(begin)

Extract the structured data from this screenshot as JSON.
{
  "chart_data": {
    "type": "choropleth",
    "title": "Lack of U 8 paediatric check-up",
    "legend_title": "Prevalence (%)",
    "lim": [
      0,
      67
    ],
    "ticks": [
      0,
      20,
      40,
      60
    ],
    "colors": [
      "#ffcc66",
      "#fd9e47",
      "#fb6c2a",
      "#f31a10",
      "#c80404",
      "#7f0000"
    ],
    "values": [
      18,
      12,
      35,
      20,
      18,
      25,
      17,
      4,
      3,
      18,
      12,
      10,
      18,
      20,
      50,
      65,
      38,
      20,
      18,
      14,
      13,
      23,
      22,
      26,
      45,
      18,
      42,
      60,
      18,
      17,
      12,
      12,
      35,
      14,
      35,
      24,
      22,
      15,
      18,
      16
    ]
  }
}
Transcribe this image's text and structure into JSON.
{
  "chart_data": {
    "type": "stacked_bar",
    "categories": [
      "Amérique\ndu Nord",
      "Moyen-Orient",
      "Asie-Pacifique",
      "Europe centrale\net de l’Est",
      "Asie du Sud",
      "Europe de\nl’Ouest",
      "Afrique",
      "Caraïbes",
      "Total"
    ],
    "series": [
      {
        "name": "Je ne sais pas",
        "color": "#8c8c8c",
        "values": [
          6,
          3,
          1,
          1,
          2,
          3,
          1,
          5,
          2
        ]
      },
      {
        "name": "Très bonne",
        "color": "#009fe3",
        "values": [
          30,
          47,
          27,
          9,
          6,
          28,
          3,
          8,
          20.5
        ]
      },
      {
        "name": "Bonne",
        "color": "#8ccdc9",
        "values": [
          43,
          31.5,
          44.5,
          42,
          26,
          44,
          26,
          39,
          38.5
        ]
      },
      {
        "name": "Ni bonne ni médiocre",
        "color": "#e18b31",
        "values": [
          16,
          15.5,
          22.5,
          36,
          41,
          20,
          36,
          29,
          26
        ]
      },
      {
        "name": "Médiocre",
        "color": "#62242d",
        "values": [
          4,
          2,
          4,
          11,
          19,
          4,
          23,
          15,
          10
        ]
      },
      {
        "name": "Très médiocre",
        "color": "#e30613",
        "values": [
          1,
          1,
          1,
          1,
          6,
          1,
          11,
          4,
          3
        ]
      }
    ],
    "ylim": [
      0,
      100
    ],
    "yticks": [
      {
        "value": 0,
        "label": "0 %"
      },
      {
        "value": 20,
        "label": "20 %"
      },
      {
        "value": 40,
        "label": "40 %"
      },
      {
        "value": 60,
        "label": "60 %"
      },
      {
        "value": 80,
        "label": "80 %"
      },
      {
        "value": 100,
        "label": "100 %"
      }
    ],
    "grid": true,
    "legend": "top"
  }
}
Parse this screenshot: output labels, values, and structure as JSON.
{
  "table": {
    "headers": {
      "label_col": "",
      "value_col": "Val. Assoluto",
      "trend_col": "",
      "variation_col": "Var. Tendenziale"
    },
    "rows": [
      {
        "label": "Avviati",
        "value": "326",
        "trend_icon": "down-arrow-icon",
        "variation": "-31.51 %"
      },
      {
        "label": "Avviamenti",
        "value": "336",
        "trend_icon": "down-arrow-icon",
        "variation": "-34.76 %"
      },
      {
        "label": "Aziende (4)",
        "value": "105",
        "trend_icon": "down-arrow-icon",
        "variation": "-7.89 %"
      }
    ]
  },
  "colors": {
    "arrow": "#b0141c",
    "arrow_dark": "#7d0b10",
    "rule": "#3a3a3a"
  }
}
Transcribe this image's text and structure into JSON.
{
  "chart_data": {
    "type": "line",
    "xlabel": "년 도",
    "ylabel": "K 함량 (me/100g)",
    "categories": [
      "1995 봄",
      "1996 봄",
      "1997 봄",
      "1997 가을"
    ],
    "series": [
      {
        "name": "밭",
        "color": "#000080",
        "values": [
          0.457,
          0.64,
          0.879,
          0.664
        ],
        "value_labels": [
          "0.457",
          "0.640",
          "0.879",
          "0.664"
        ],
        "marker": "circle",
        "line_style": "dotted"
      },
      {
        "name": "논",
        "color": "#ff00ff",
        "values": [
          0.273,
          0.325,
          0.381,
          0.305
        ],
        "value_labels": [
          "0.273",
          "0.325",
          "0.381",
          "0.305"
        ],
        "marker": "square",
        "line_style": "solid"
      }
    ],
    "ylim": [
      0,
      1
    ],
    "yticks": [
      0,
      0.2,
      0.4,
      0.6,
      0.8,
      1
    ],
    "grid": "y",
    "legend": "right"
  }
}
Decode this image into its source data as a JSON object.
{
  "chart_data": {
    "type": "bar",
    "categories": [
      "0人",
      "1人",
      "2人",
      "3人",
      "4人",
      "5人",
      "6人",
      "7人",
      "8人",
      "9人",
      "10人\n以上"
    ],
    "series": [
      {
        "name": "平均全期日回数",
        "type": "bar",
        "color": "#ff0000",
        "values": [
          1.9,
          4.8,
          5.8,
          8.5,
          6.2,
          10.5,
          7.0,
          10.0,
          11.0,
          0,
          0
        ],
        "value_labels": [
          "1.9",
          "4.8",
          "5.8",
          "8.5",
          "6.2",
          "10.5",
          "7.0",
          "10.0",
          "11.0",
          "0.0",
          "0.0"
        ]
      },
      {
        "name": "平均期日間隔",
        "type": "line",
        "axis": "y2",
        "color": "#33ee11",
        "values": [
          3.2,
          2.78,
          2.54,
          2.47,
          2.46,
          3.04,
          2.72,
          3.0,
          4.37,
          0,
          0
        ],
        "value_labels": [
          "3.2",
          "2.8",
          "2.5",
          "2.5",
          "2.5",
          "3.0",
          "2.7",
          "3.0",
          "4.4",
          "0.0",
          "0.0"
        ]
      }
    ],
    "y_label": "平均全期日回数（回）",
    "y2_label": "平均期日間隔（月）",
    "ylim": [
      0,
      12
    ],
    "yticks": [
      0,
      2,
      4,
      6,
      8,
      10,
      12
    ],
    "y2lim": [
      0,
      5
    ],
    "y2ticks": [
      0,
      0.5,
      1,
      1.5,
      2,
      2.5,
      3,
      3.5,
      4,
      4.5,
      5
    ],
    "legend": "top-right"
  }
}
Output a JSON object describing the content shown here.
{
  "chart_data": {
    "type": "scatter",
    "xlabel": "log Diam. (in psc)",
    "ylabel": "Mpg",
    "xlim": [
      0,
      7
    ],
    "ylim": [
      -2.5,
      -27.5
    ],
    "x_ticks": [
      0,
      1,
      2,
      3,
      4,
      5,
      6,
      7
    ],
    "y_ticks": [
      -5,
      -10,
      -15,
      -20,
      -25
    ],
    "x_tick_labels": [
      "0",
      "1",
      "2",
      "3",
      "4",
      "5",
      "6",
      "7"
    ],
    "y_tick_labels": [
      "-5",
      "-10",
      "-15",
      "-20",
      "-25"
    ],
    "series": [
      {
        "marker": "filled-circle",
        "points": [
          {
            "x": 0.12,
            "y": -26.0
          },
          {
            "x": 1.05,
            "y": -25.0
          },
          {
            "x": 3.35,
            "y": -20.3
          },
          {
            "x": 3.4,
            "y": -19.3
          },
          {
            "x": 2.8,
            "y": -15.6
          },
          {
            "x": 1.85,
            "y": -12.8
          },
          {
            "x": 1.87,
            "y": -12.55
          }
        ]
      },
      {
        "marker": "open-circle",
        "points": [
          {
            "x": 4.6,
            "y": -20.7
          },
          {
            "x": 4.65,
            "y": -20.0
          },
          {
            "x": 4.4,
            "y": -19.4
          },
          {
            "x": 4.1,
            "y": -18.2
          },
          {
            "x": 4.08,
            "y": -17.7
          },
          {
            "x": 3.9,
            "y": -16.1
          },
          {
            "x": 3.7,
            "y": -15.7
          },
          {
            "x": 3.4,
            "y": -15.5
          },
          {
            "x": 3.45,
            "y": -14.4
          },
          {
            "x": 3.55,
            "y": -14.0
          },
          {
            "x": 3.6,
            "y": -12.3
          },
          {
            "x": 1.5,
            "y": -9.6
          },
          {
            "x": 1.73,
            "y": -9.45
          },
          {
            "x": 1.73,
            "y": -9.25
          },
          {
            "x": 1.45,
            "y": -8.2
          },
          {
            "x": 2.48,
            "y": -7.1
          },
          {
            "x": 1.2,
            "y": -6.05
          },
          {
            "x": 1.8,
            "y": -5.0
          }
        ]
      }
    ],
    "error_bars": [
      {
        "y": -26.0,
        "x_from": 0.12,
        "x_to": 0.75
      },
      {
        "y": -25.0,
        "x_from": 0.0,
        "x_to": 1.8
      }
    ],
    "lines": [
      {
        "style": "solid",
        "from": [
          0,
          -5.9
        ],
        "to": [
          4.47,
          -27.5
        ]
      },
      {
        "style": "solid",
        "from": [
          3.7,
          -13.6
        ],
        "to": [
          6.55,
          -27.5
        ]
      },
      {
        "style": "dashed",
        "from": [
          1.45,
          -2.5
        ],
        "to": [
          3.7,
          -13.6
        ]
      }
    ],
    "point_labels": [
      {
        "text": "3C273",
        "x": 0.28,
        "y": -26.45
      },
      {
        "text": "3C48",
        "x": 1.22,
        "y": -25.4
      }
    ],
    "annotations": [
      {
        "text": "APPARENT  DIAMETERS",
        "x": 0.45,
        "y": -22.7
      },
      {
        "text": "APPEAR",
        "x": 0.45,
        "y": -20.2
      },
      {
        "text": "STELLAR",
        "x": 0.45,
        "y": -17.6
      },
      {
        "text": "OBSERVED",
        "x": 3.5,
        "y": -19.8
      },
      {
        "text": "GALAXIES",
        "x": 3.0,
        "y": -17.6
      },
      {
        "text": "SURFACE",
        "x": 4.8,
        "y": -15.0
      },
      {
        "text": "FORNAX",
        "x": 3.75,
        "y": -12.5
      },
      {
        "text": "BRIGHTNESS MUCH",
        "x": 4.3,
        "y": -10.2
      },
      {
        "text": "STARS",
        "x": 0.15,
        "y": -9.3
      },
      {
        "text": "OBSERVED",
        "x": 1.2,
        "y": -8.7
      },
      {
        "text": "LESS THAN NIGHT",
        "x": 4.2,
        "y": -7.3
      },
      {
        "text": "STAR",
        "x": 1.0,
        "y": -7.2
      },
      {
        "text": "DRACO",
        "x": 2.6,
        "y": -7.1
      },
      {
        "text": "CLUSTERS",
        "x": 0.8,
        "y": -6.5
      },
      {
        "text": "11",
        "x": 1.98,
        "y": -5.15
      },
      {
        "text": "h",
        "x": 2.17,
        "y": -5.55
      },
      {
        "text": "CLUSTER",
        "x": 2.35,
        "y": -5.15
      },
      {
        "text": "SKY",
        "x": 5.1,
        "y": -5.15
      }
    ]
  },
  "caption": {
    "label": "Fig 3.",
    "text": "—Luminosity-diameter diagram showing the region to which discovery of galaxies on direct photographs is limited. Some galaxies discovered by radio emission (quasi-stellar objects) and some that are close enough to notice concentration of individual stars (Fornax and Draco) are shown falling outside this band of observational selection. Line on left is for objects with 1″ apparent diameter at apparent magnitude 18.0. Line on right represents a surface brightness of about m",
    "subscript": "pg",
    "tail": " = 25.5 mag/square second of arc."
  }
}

(end)

Directions for this task: Provide only the count of lines in the material above that hold the word "name".

Response for this exercise: 10